Google Kubernetes Engine provides a robust platform for running production workloads at scale. By leveraging advanced features like Workload Identity, auto-scaling, and comprehensive monitoring, you can build resilient and efficient container orchestration systems.

Best Practices Summary

  1. Use Regional Clusters: For high availability in production
  2. Enable Workload Identity: For secure pod authentication
  3. Implement Auto-scaling: At cluster, node, and pod levels
  4. Use Binary Authorization: For supply chain security
  5. Monitor Everything: Leverage GCP's observability stack
  6. Plan for Disaster Recovery: Regular backups and multi-region setup
  7. Optimize Costs: Use spot instances and resource quotas
  8. Secure by Default: Pod security policies and network policies

Next Steps

  • Explore Anthos for multi-cloud Kubernetes management
  • Implement service mesh with Istio or Anthos Service Mesh
  • Study advanced GKE security features
  • Get certified as a Kubernetes Administrator (CKA)
  • Learn about GKE Autopilot for simplified operations

Remember: GKE's strength is in providing enterprise-grade Kubernetes with Google's infrastructure expertise. Use managed features to reduce operational overhead while maintaining flexibility.

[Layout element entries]
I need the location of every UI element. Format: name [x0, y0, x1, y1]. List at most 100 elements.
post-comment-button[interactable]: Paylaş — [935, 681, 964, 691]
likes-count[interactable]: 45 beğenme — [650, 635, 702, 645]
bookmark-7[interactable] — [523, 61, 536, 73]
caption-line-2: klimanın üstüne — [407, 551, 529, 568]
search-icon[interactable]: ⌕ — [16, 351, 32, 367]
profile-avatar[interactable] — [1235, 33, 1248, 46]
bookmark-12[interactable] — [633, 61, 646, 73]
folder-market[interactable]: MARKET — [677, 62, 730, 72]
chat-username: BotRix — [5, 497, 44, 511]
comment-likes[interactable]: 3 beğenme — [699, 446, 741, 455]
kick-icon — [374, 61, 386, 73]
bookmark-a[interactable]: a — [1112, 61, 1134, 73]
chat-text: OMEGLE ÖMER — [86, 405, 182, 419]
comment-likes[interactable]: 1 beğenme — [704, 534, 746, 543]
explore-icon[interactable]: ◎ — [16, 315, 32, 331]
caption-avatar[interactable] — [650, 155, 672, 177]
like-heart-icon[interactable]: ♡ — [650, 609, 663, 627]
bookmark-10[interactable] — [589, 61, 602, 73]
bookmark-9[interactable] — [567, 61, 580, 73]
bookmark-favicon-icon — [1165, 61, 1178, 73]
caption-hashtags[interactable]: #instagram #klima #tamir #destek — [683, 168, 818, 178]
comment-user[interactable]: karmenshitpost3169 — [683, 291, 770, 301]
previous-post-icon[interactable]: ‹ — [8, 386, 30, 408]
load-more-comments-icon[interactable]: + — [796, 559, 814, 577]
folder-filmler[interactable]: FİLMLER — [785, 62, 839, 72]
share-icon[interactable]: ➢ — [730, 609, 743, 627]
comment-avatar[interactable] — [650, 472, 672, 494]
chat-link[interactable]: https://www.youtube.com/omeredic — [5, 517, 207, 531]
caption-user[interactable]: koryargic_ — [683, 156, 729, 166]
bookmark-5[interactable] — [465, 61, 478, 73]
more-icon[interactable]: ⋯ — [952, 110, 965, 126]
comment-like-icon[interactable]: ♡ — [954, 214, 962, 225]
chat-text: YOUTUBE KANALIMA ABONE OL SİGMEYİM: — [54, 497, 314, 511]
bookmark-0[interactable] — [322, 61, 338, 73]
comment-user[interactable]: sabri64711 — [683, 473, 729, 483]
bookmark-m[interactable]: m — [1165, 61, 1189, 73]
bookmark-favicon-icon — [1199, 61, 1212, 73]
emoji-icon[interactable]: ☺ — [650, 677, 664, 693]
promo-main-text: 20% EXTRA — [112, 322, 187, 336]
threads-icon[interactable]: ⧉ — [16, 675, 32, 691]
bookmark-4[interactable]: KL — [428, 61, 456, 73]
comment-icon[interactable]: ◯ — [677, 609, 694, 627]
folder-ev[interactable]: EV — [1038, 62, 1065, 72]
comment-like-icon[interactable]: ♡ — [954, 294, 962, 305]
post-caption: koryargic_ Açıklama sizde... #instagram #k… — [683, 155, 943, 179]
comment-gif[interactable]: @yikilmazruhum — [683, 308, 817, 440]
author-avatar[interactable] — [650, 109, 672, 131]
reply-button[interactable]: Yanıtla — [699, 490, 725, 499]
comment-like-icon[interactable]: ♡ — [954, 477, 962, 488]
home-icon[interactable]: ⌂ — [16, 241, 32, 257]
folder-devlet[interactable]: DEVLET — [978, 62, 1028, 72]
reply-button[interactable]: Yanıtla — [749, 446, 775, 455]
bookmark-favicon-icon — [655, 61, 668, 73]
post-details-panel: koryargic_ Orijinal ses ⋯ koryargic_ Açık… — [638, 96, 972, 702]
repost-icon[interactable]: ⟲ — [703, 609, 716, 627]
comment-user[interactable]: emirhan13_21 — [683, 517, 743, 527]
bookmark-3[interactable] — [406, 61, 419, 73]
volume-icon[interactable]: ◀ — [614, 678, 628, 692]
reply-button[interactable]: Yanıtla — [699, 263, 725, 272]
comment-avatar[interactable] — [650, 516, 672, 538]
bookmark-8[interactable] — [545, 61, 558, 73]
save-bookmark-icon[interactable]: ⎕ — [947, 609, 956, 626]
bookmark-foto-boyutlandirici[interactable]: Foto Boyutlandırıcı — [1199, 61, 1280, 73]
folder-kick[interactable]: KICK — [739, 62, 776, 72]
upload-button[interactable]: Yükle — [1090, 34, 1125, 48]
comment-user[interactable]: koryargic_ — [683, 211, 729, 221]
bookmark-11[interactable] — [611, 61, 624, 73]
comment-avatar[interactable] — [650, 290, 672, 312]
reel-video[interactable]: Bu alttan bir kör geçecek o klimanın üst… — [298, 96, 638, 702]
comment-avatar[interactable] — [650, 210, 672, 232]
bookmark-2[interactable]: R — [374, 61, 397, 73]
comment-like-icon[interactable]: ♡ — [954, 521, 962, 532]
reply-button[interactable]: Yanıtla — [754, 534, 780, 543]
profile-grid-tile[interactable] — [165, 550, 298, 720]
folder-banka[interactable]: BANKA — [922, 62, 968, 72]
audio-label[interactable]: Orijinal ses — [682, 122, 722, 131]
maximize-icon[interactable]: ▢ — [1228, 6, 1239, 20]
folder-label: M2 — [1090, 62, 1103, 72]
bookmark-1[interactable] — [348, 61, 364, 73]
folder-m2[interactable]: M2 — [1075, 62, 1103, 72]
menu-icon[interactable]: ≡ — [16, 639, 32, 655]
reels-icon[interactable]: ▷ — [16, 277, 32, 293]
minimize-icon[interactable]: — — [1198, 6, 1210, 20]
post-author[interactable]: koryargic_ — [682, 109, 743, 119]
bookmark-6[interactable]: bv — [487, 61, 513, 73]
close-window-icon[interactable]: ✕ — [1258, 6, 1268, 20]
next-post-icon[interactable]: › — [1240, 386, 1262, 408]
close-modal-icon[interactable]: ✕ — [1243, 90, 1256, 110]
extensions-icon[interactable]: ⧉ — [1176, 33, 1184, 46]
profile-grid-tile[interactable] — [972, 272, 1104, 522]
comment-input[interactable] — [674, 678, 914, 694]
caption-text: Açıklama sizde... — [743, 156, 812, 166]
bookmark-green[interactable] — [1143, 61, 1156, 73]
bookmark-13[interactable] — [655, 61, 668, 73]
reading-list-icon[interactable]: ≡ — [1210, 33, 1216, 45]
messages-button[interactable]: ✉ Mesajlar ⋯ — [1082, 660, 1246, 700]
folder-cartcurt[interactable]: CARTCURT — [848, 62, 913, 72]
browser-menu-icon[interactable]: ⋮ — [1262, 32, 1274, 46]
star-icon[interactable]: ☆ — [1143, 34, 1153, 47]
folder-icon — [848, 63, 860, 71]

## Prompt A
In the GKE best practices summary, what reason is given for using regional clusters?
## Prompt B
Copy the records word for word, starting at their first line and ending after the line that contains "comment-likes[interactable]: 3 beğenme".

## Task output A
High availability in production.

## Task output B
I need the location of every UI element. Format: name [x0, y0, x1, y1]. List at most 100 elements.
post-comment-button[interactable]: Paylaş — [935, 681, 964, 691]
likes-count[interactable]: 45 beğenme — [650, 635, 702, 645]
bookmark-7[interactable] — [523, 61, 536, 73]
caption-line-2: klimanın üstüne — [407, 551, 529, 568]
search-icon[interactable]: ⌕ — [16, 351, 32, 367]
profile-avatar[interactable] — [1235, 33, 1248, 46]
bookmark-12[interactable] — [633, 61, 646, 73]
folder-market[interactable]: MARKET — [677, 62, 730, 72]
chat-username: BotRix — [5, 497, 44, 511]
comment-likes[interactable]: 3 beğenme — [699, 446, 741, 455]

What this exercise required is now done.